Short task
Return the whole listing exactly as it stands.

Record extracts
━━━━━━━━━━

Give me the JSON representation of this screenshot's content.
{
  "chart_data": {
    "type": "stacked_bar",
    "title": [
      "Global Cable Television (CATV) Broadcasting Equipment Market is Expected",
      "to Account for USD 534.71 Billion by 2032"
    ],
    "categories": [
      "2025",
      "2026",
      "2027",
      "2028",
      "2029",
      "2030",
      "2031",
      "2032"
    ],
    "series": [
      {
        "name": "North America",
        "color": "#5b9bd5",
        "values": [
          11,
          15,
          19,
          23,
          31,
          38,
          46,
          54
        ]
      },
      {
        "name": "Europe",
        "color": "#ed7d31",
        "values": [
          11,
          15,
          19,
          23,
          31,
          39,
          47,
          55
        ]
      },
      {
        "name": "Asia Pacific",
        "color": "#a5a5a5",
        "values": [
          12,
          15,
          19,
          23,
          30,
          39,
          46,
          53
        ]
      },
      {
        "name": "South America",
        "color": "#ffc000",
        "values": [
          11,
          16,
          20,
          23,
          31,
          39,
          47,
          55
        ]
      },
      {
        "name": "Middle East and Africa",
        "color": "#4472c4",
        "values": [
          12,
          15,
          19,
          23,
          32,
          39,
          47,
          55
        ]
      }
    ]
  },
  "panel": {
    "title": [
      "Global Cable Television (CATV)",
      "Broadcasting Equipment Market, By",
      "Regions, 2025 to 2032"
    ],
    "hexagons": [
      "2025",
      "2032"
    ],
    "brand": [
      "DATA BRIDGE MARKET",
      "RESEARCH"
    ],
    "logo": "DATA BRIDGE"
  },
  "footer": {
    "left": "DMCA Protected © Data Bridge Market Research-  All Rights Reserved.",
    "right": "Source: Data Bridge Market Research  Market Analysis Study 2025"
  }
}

━━━━━━━━━━

Exercise result
Give me the JSON representation of this screenshot's content.
{
  "chart_data": {
    "type": "stacked_bar",
    "title": [
      "Global Cable Television (CATV) Broadcasting Equipment Market is Expected",
      "to Account for USD 534.71 Billion by 2032"
    ],
    "categories": [
      "2025",
      "2026",
      "2027",
      "2028",
      "2029",
      "2030",
      "2031",
      "2032"
    ],
    "series": [
      {
        "name": "North America",
        "color": "#5b9bd5",
        "values": [
          11,
          15,
          19,
          23,
          31,
          38,
          46,
          54
        ]
      },
      {
        "name": "Europe",
        "color": "#ed7d31",
        "values": [
          11,
          15,
          19,
          23,
          31,
          39,
          47,
          55
        ]
      },
      {
        "name": "Asia Pacific",
        "color": "#a5a5a5",
        "values": [
          12,
          15,
          19,
          23,
          30,
          39,
          46,
          53
        ]
      },
      {
        "name": "South America",
        "color": "#ffc000",
        "values": [
          11,
          16,
          20,
          23,
          31,
          39,
          47,
          55
        ]
      },
      {
        "name": "Middle East and Africa",
        "color": "#4472c4",
        "values": [
          12,
          15,
          19,
          23,
          32,
          39,
          47,
          55
        ]
      }
    ]
  },
  "panel": {
    "title": [
      "Global Cable Television (CATV)",
      "Broadcasting Equipment Market, By",
      "Regions, 2025 to 2032"
    ],
    "hexagons": [
      "2025",
      "2032"
    ],
    "brand": [
      "DATA BRIDGE MARKET",
      "RESEARCH"
    ],
    "logo": "DATA BRIDGE"
  },
  "footer": {
    "left": "DMCA Protected © Data Bridge Market Research-  All Rights Reserved.",
    "right": "Source: Data Bridge Market Research  Market Analysis Study 2025"
  }
}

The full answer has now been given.